> [Record excerpts]
## start
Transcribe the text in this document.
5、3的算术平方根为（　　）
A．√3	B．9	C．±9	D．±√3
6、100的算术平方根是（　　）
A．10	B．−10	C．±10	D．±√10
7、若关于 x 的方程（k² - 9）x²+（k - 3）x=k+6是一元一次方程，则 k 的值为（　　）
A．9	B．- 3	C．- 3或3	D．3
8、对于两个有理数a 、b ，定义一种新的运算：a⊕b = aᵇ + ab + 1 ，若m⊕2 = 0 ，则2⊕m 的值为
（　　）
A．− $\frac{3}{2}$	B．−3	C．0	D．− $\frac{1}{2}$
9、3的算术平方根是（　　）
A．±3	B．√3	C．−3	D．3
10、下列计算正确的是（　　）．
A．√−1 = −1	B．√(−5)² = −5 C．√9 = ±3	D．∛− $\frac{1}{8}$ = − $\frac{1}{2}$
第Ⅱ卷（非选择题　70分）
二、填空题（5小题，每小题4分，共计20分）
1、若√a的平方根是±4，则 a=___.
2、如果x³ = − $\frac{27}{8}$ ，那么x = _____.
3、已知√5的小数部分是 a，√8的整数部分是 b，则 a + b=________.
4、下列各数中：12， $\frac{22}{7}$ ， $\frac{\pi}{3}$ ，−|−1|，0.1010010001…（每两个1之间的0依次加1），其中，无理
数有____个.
## end
> [Stated task]
Using the listing above, show each line holding the string "frac".

> [Response below]
A．− $\frac{3}{2}$	B．−3	C．0	D．− $\frac{1}{2}$
A．√−1 = −1	B．√(−5)² = −5 C．√9 = ±3	D．∛− $\frac{1}{8}$ = − $\frac{1}{2}$
2、如果x³ = − $\frac{27}{8}$ ，那么x = _____.
4、下列各数中：12， $\frac{22}{7}$ ， $\frac{\pi}{3}$ ，−|−1|，0.1010010001…（每两个1之间的0依次加1），其中，无理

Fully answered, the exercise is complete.